EXCERPTED TEXT »
-- begin --

The sectarian system
Lebanon's religious divisions are extremely complicated, and the country is made up by a multitude of religious groupings. The ecclesiastical and demographic patterns of the sects and denominations are complex. Divisions and rivalries between groups date back as far as 15 centuries, and still are a factor today. The pattern of settlement has changed little since the 7th century, but instances of civil strife and ethnic cleansing, most recently during the Lebanese Civil War, has brought some important changes to the religious map of the country. (See also History of Lebanon.)

Lebanon has by far the largest proportion of Christians of any Middle Eastern country, but both Christians and Muslims are sub-divided into many splinter sects and denominations. Population statistics are highly controversial. The various denominations and sects each have vested interests in inflating their own numbers. Shias, Sunnis, Maronites and Eastern Orthodox (the four largest denominations) all often claim that their particular religious affiliation holds a majority in the country, adding up to over 150% of the total population, even before counting the other denominations. One of the rare things that most Lebanese religious leaders will agree on is to avoid a new general census, for fear that it could trigger a new round of denominational conflict. The last official census was performed in 1932.

-- end --

Layout region rows »
-- begin --

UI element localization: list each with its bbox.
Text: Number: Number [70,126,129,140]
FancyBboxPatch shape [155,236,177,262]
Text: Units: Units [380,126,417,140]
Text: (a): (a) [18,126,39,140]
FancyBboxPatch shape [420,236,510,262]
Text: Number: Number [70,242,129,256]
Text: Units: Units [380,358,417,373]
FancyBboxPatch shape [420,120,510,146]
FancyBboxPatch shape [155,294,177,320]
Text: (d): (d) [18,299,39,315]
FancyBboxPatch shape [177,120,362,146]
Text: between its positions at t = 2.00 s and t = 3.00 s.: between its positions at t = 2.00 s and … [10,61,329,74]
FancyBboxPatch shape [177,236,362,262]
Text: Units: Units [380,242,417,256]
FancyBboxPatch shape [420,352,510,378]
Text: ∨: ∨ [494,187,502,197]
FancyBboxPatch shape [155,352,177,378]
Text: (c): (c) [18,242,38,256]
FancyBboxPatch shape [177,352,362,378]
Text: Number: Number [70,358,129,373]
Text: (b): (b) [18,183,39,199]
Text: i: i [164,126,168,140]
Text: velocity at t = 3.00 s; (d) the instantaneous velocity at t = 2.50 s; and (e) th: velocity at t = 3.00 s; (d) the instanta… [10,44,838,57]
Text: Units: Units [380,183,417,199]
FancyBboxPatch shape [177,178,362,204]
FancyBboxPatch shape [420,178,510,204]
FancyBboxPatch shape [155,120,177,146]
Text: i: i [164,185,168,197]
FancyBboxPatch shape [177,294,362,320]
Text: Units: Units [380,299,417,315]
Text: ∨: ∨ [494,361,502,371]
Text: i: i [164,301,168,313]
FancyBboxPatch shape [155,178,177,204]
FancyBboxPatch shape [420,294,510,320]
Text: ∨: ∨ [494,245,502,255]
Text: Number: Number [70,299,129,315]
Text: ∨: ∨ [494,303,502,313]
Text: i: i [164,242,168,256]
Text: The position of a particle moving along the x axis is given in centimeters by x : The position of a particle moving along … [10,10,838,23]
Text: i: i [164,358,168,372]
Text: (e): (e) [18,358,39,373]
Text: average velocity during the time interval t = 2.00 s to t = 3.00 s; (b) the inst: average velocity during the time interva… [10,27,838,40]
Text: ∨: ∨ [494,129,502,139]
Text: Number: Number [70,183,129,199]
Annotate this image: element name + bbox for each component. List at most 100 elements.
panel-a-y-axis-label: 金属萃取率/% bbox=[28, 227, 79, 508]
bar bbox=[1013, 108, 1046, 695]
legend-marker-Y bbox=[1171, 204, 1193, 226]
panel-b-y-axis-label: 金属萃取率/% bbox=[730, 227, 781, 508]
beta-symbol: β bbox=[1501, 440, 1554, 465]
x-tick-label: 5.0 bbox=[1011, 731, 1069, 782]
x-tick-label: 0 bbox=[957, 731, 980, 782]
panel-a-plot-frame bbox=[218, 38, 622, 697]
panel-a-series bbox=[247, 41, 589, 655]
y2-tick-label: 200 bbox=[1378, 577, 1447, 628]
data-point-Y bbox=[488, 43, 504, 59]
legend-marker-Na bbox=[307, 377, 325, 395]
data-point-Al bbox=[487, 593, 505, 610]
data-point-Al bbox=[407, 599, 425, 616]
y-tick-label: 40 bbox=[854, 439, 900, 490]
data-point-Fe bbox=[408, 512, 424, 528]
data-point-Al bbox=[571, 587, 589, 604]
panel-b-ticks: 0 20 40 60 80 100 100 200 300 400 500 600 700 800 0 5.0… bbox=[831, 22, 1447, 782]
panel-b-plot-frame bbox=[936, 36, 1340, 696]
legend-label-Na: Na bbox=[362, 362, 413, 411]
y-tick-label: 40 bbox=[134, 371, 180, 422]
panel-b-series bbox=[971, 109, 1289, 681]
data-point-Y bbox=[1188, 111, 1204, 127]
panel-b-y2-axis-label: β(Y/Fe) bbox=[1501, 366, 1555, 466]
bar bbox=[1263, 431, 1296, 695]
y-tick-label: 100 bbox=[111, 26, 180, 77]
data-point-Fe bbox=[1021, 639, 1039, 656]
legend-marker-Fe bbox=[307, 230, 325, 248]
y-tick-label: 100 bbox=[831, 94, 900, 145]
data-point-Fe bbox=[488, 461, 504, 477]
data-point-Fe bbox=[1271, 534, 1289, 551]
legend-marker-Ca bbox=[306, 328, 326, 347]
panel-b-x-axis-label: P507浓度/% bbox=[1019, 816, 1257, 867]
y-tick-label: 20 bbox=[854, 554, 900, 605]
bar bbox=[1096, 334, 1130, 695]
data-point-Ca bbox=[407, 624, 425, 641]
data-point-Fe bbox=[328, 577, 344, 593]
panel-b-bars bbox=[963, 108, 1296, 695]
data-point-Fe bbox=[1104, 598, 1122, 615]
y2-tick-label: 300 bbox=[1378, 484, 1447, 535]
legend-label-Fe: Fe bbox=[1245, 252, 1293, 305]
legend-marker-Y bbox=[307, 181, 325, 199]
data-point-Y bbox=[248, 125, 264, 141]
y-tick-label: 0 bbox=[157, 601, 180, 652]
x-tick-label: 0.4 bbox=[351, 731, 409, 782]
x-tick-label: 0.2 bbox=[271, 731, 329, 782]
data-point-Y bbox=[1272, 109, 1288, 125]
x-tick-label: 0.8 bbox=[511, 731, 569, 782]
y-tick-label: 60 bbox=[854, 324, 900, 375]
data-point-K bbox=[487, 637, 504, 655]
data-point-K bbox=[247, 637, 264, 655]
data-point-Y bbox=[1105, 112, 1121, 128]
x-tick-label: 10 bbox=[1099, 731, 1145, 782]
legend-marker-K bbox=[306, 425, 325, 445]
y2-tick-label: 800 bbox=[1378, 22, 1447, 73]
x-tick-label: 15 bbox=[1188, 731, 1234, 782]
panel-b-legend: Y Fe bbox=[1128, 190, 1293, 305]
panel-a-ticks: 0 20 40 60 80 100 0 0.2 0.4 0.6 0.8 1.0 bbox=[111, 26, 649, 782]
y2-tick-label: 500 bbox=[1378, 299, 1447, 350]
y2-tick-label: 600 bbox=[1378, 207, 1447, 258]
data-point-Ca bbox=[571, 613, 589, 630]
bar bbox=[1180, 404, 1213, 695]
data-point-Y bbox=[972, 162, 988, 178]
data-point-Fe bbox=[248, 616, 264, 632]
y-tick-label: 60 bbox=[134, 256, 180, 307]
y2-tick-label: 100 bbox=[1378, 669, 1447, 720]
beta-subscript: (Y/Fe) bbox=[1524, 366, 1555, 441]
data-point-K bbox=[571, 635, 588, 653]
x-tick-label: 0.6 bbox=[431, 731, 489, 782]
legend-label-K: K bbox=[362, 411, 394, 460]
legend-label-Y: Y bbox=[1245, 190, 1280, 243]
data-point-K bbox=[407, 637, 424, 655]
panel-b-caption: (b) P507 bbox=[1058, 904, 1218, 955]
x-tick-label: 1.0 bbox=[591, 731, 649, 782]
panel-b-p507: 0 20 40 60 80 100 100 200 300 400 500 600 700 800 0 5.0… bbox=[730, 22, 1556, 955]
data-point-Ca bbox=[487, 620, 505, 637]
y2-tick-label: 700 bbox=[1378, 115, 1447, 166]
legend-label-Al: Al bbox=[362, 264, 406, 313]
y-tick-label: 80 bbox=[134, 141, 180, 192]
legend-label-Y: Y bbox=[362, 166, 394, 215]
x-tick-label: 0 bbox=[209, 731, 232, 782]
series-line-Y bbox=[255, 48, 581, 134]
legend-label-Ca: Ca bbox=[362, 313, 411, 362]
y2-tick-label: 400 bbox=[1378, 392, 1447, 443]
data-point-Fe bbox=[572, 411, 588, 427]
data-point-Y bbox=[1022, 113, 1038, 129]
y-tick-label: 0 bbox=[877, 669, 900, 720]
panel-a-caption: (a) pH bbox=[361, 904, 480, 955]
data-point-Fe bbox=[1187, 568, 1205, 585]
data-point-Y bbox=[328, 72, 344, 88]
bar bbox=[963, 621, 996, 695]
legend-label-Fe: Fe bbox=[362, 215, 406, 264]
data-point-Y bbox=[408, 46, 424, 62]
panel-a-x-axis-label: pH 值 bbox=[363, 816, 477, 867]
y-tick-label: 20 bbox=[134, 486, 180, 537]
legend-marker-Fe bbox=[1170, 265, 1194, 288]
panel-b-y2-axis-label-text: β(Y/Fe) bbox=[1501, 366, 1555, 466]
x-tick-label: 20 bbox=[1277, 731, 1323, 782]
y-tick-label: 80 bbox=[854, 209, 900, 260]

-- end --

EXERCISE REQUIREMENTS »
1. Duplicate, word for word, the part of the passage on Lebanon's religious divisions that begins with the words containing "The sectarian system" and ends with "History of Lebanon.)".
2. Write out, unchanged, the rows from the first one through the row containing "FancyBboxPatch shape [177,120,362,146]", including both ends.
The passage and the rows were taken from unrelated sources.

FINAL RESULTS »
1.
The sectarian system
Lebanon's religious divisions are extremely complicated, and the country is made up by a multitude of religious groupings. The ecclesiastical and demographic patterns of the sects and denominations are complex. Divisions and rivalries between groups date back as far as 15 centuries, and still are a factor today. The pattern of settlement has changed little since the 7th century, but instances of civil strife and ethnic cleansing, most recently during the Lebanese Civil War, has brought some important changes to the religious map of the country. (See also History of Lebanon.)

2.
UI element localization: list each with its bbox.
Text: Number: Number [70,126,129,140]
FancyBboxPatch shape [155,236,177,262]
Text: Units: Units [380,126,417,140]
Text: (a): (a) [18,126,39,140]
FancyBboxPatch shape [420,236,510,262]
Text: Number: Number [70,242,129,256]
Text: Units: Units [380,358,417,373]
FancyBboxPatch shape [420,120,510,146]
FancyBboxPatch shape [155,294,177,320]
Text: (d): (d) [18,299,39,315]
FancyBboxPatch shape [177,120,362,146]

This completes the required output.